### Directions
Copy out each line below that has the word "словами" in it.

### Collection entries
▼

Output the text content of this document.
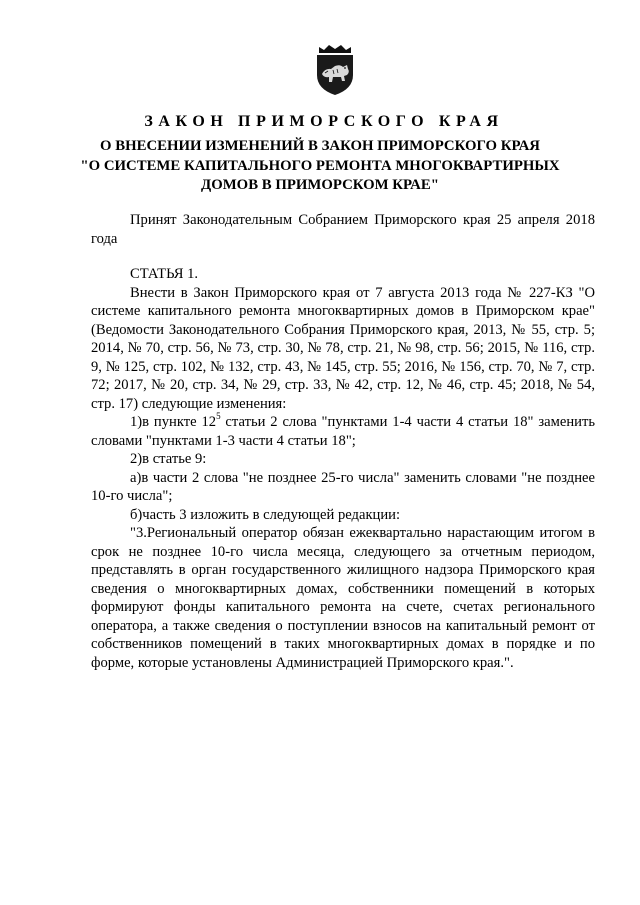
ЗАКОН ПРИМОРСКОГО КРАЯ
О ВНЕСЕНИИ ИЗМЕНЕНИЙ В ЗАКОН ПРИМОРСКОГО КРАЯ
"О СИСТЕМЕ КАПИТАЛЬНОГО РЕМОНТА МНОГОКВАРТИРНЫХ
ДОМОВ В ПРИМОРСКОМ КРАЕ"
Принят Законодательным Собранием Приморского края 25 апреля 2018 года

СТАТЬЯ 1.

Внести в Закон Приморского края от 7 августа 2013 года № 227-КЗ "О системе капитального ремонта многоквартирных домов в Приморском крае" (Ведомости Законодательного Собрания Приморского края, 2013, № 55, стр. 5; 2014, № 70, стр. 56, № 73, стр. 30, № 78, стр. 21, № 98, стр. 56; 2015, № 116, стр. 9, № 125, стр. 102, № 132, стр. 43, № 145, стр. 55; 2016, № 156, стр. 70, № 7, стр. 72; 2017, № 20, стр. 34, № 29, стр. 33, № 42, стр. 12, № 46, стр. 45; 2018, № 54, стр. 17) следующие изменения:

1)в пункте $12^5$ статьи 2 слова "пунктами 1-4 части 4 статьи 18" заменить словами "пунктами 1-3 части 4 статьи 18";

2)в статье 9:

а)в части 2 слова "не позднее 25-го числа" заменить словами "не позднее 10-го числа";

б)часть 3 изложить в следующей редакции:

"3.Региональный оператор обязан ежеквартально нарастающим итогом в срок не позднее 10-го числа месяца, следующего за отчетным периодом, представлять в орган государственного жилищного надзора Приморского края сведения о многоквартирных домах, собственники помещений в которых формируют фонды капитального ремонта на счете, счетах регионального оператора, а также сведения о поступлении взносов на капитальный ремонт от собственников помещений в таких многоквартирных домах в порядке и по форме, которые установлены Администрацией Приморского края.".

▲

### Solution
1)в пункте $12^5$ статьи 2 слова "пунктами 1-4 части 4 статьи 18" заменить словами "пунктами 1-3 части 4 статьи 18";
а)в части 2 слова "не позднее 25-го числа" заменить словами "не позднее 10-го числа";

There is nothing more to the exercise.